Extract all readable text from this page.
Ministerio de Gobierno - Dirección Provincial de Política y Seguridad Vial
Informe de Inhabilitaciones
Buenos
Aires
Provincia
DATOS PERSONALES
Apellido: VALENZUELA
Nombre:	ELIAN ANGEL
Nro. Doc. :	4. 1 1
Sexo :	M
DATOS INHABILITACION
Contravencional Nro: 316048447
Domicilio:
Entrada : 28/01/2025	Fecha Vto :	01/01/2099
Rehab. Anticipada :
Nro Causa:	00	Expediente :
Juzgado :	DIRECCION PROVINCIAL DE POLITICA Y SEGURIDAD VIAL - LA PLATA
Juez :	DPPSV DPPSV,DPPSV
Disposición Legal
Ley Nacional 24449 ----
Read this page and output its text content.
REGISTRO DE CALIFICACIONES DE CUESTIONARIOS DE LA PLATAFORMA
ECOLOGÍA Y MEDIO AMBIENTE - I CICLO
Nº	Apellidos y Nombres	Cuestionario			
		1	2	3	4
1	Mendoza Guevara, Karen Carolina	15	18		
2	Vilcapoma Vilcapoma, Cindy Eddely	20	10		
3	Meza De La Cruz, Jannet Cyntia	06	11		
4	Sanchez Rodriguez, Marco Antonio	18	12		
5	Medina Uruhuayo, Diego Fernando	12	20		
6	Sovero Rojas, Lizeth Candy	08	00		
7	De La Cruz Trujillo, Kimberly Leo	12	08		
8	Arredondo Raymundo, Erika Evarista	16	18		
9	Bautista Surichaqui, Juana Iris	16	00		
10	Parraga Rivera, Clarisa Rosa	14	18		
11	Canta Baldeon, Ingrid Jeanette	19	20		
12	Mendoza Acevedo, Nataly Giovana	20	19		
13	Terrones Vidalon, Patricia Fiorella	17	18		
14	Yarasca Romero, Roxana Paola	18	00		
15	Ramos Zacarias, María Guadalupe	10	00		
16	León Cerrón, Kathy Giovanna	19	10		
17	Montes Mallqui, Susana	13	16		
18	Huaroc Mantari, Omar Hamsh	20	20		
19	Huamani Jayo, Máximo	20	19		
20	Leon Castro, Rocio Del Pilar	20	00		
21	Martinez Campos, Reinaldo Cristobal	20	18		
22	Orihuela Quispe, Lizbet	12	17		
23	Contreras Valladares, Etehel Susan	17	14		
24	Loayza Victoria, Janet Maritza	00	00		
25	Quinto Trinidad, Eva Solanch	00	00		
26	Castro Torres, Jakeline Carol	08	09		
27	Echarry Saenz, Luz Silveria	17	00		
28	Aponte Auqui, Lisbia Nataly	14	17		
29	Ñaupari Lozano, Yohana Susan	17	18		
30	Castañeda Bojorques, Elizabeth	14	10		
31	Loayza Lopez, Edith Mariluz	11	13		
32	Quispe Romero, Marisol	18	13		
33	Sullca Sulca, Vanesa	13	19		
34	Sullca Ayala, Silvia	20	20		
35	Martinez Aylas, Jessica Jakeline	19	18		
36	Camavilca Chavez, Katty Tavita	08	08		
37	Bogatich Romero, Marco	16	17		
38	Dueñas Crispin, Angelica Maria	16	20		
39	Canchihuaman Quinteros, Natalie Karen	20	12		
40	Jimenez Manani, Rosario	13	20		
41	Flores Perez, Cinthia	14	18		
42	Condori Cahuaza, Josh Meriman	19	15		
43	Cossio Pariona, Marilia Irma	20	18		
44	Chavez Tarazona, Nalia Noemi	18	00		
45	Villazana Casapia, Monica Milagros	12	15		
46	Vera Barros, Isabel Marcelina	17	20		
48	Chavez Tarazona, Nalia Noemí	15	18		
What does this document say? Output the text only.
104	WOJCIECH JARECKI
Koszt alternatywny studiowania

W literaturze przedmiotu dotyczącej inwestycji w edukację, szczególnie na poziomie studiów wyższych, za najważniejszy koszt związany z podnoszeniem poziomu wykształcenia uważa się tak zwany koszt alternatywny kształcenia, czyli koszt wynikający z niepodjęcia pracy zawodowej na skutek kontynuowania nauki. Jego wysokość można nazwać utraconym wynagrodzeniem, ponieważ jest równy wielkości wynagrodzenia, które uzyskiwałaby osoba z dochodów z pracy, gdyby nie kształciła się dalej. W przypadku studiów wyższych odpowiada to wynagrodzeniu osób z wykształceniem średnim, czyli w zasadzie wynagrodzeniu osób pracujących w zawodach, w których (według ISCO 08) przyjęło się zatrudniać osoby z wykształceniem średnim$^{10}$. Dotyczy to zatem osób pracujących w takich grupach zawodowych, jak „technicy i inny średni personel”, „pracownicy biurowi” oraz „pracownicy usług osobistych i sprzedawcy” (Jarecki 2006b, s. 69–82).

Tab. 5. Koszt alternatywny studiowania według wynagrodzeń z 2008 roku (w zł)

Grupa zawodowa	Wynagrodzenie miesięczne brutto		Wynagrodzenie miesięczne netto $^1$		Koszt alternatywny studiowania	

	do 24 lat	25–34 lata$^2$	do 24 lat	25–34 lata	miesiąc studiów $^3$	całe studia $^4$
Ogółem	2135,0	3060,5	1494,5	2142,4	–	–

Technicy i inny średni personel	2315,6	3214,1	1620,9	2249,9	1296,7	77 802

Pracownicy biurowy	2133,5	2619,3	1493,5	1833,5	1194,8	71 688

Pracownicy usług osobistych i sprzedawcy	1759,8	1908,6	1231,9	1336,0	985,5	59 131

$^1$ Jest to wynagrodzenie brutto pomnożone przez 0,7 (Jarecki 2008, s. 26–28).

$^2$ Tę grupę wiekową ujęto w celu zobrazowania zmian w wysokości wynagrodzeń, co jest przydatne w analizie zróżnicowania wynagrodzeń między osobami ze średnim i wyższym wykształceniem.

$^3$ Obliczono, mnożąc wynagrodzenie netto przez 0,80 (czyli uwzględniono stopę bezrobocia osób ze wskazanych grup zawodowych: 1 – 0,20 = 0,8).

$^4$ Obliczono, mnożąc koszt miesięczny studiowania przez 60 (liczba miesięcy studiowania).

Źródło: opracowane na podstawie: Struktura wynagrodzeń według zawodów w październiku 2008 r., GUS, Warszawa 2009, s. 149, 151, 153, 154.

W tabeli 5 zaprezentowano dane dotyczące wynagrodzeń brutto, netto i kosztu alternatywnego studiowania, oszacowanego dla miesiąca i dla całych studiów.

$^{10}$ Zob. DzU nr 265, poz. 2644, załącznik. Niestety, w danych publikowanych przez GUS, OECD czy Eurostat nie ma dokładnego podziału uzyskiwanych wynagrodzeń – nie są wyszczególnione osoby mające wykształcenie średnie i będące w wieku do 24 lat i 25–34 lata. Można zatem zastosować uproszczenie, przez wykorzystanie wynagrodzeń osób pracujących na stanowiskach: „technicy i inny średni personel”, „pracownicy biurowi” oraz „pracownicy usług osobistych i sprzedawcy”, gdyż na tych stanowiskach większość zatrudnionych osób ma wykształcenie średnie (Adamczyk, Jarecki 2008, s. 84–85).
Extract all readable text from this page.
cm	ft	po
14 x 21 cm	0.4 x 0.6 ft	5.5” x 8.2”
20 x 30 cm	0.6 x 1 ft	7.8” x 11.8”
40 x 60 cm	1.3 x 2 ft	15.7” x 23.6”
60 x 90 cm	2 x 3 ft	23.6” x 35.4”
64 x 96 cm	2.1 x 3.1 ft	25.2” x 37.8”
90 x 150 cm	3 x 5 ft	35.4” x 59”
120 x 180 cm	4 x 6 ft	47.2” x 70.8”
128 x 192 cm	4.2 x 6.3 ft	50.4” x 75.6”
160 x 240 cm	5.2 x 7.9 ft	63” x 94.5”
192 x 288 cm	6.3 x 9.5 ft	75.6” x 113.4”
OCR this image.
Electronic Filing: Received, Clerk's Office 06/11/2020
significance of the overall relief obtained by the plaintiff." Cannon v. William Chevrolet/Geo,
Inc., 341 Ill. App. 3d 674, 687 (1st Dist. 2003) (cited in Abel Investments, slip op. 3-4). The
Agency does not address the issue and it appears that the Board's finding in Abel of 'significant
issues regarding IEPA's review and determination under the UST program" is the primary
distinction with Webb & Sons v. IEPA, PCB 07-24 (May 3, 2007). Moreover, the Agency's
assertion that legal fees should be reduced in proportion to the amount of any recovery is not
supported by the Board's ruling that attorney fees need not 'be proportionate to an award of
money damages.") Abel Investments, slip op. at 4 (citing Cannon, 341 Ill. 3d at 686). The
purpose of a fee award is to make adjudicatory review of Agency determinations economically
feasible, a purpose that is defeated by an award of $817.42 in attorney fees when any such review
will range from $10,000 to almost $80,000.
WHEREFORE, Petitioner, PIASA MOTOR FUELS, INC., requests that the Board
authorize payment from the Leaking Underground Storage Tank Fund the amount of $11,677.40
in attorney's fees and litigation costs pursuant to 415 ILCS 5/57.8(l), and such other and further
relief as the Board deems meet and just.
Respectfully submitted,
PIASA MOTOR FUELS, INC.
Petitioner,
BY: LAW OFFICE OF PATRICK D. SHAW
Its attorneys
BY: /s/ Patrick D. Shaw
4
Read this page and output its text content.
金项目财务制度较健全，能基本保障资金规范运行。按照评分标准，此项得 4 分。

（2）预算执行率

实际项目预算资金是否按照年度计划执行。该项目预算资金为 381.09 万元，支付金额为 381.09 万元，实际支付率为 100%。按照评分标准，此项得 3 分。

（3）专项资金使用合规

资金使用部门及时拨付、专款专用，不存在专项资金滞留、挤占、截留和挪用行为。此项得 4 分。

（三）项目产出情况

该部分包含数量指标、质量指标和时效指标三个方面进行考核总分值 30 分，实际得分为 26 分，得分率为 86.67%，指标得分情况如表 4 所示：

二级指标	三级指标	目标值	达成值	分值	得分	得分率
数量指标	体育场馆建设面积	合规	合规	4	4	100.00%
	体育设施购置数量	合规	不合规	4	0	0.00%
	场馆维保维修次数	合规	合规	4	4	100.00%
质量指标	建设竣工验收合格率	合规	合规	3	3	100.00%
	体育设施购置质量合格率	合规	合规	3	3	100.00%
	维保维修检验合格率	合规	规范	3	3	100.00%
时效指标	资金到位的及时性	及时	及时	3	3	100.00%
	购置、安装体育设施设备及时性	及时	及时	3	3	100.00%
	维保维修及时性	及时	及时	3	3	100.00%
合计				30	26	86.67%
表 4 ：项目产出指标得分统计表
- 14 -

## SET EXERCISE
Return each line that includes "Jakeline".

## REPLY TO THE TASK
26	Castro Torres, Jakeline Carol	08	09		
35	Martinez Aylas, Jessica Jakeline	19	18		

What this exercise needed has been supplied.